• Given text:
***

Despite 3D imaging technology being around for several decades, the first commercial 3D imaging products have only become available within the last 10-15 years following the use of the latest High Definition (HD) video cameras by major film studios to produce their 3D movies. Since then, 3D imaging technology has rapidly evolved rapidly across consumer markets, as well as within the machine vision industry.
Currently, the need for higher levels of process monitoring and automation are driving forces of improving 3D imaging technology within the machine vision industry. The traditional 2D approach is no longer a sufficient means of imaging, as the required level of accuracy and distance measurement that is essential to achieve complex object recognition and dimensioning applications cannot be achieved. Additionally, traditional 2D imaging is also incapable of handling complex interaction situations, such as the growing trend for human/robot co-working.
Overview of 3D Imaging
To obtain a 3D image, the four main techniques include stereo vision, structured light 3D imaging, laser triangulation and Time of Flight (ToF), the last three of which are part of the ‘active’ imaging family that require the use of an artificial source of light.
Stereo vision requires the use of two mounted cameras to obtain different visual perspectives of an object. The calibration techniques used in stereo vision involve aligning pixel information between the cameras and extracting the necessary information regarding the depth of the image, in a similar manner by which our brains visually measure distance. The transposition of the cognitive process into a system therefore requires a significant computational effort by the imaging system.
Figure 1. Stereo vision – Source Tech Briefs
The incorporation of standard image sensors into stereo vision cameras allow for the low costs of these cameras to be maintained, as the use of more sophisticated sensors, such as a high-performance sensor or global shutter, will result in a higher overall cost of the system.
However, it is important to note that the distance range is limited by mechanical constraints, as the requirement to achieve a physical baseline requires larger dimension modules. It is also necessary that the precise mechanical alignment and recalibration are accurate for this system. Additionally, this technique does not work well in changing light conditions, as it is heavily dependent upon the object’s reflective characteristics.
Figure 2. Structured light – Source University of Kentucky, Laser Focus World
In the structured light technique, a predetermined light pattern is projected onto an object to obtain an image’s depth information through the analysis of the distorted pattern. Since there is no conceptual limit on frame times, this imaging technique prevents motion blur from occurring, thereby allowing it to be a robust technique against multi-path interfaces.
However, it is important to note that the active illumination requires a complex camera while precise and stable mechanical alignment between the lens and pattern projector is needed. In these situations, there remains a risk of de-calibration. Additionally, the reflected pattern is sensitive to optical interference in the environment and therefore limited to indoor applications.

***

• Raw data:

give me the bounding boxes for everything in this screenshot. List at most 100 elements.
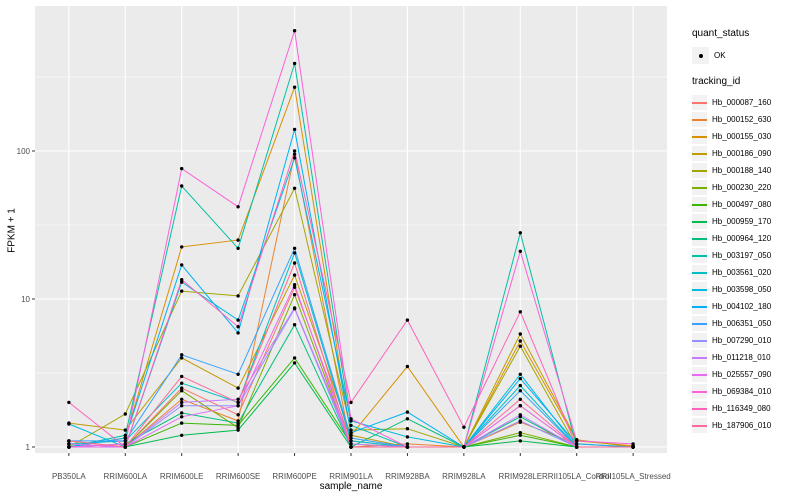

***

• Problem to work on:
Please copy the stretch of the 3D imaging text from "Stereo vision requires" through "the imaging system." word for word.

• The answer:
Stereo vision requires the use of two mounted cameras to obtain different visual perspectives of an object. The calibration techniques used in stereo vision involve aligning pixel information between the cameras and extracting the necessary information regarding the depth of the image, in a similar manner by which our brains visually measure distance. The transposition of the cognitive process into a system therefore requires a significant computational effort by the imaging system.